## Work to do
Find the string "Checked" in the data, then copy every line where it is found.

## Record set
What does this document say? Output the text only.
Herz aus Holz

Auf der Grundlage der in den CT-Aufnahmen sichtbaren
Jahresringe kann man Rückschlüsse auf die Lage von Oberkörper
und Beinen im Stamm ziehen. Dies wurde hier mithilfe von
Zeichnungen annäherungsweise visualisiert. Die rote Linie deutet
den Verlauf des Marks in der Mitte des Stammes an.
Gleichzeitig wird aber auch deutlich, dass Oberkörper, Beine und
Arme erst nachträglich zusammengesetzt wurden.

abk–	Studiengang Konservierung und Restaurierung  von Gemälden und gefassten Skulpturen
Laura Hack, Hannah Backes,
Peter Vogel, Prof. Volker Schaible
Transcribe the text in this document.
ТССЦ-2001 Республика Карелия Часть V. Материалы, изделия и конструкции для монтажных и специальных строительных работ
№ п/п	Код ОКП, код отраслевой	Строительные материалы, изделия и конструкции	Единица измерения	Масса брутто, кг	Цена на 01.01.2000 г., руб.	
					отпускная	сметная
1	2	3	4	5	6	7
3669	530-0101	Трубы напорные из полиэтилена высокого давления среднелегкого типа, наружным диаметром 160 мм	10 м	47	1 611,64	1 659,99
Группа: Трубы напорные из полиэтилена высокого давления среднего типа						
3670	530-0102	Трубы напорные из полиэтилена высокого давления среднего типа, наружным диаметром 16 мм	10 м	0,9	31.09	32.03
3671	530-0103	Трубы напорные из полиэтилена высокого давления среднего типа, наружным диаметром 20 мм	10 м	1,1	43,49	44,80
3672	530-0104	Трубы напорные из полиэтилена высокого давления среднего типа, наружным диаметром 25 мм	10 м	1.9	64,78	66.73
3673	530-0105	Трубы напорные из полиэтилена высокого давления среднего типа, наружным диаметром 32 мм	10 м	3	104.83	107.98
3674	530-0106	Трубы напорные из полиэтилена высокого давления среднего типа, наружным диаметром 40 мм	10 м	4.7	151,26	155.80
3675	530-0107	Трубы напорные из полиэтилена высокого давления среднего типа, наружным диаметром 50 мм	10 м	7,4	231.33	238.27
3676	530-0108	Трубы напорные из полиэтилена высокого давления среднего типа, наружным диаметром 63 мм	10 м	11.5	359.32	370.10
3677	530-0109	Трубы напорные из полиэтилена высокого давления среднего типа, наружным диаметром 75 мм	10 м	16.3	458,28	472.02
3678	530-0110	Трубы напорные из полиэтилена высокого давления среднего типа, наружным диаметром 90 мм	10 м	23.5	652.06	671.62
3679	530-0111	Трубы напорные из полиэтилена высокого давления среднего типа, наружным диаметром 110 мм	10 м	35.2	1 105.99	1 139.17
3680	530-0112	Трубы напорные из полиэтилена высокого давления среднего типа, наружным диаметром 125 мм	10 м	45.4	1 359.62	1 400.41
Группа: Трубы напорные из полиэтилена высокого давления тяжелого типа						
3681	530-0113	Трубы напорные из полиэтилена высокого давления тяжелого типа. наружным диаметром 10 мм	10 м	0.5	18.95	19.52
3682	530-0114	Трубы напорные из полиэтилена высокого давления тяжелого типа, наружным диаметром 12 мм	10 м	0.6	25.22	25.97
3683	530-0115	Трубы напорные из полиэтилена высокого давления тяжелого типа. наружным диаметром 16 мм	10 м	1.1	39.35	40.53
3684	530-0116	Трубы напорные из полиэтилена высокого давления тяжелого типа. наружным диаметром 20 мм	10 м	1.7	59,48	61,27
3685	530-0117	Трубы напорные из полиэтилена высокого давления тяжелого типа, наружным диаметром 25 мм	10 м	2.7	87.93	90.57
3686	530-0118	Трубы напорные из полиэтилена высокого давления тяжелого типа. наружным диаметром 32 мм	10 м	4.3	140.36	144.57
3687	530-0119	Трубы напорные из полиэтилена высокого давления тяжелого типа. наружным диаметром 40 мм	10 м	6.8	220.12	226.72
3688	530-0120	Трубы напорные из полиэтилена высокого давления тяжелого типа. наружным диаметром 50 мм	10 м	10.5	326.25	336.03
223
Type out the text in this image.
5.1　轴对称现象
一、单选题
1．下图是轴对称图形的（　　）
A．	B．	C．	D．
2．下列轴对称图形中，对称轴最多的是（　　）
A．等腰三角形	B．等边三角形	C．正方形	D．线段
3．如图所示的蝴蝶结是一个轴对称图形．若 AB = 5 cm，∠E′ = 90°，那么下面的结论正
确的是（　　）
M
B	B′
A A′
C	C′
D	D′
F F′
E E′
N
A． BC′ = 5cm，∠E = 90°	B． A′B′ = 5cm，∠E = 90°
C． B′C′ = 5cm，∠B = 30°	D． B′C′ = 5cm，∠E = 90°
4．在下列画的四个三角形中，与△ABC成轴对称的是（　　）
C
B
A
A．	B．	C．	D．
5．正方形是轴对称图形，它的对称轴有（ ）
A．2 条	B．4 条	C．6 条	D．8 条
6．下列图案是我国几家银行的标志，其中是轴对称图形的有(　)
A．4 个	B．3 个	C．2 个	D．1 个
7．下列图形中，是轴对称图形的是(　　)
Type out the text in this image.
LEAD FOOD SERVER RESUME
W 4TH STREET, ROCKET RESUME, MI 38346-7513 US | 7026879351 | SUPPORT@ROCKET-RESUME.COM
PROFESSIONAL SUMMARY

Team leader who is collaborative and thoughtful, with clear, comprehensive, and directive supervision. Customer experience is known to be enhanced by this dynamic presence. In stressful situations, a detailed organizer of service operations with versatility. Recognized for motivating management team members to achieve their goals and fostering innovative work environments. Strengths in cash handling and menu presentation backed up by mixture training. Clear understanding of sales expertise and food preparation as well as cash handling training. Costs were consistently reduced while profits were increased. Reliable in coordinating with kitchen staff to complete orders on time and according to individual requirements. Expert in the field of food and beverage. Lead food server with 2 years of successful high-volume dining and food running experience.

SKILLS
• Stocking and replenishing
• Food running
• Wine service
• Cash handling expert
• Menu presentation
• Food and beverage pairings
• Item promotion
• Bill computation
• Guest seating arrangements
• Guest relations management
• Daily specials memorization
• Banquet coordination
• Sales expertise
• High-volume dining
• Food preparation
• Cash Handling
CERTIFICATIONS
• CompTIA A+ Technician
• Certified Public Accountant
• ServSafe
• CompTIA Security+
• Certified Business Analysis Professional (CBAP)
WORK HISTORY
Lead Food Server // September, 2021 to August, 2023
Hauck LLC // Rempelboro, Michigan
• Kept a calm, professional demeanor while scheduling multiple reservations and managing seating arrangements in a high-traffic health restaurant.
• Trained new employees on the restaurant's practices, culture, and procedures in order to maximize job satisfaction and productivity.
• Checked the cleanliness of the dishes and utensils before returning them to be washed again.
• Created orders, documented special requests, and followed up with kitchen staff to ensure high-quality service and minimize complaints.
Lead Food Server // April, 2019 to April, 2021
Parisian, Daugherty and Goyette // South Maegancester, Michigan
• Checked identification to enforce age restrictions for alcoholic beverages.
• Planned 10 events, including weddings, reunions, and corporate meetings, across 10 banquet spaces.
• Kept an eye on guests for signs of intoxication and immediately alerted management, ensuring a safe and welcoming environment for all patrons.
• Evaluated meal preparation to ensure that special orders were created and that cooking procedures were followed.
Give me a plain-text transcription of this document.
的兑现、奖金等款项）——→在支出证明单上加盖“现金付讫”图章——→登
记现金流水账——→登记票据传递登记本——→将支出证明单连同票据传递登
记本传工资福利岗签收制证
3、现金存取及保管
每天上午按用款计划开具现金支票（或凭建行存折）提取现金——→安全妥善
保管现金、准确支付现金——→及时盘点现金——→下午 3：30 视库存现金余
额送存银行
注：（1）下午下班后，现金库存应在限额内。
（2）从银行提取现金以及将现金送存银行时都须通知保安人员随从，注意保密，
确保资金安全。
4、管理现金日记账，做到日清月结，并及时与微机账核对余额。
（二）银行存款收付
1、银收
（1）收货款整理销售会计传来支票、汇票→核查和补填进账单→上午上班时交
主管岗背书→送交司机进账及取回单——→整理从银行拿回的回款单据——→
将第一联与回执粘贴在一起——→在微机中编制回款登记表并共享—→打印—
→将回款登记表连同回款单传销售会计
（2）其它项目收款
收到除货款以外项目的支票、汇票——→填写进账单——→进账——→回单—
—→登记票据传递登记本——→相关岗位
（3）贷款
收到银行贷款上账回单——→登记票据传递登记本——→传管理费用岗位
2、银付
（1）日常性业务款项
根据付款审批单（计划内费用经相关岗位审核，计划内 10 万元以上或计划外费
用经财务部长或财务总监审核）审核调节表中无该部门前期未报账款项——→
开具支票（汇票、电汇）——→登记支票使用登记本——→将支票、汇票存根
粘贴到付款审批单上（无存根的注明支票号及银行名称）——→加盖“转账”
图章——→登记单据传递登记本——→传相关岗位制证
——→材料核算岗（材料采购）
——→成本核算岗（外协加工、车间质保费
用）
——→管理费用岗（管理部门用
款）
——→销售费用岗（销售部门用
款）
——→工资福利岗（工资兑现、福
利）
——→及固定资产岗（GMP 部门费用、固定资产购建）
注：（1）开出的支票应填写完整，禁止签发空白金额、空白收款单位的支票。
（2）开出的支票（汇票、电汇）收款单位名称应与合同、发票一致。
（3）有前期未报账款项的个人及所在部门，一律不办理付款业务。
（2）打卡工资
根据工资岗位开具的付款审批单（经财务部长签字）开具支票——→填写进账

## Solution to the problem
• Checked the cleanliness of the dishes and utensils before returning them to be washed again.
• Checked identification to enforce age restrictions for alcoholic beverages.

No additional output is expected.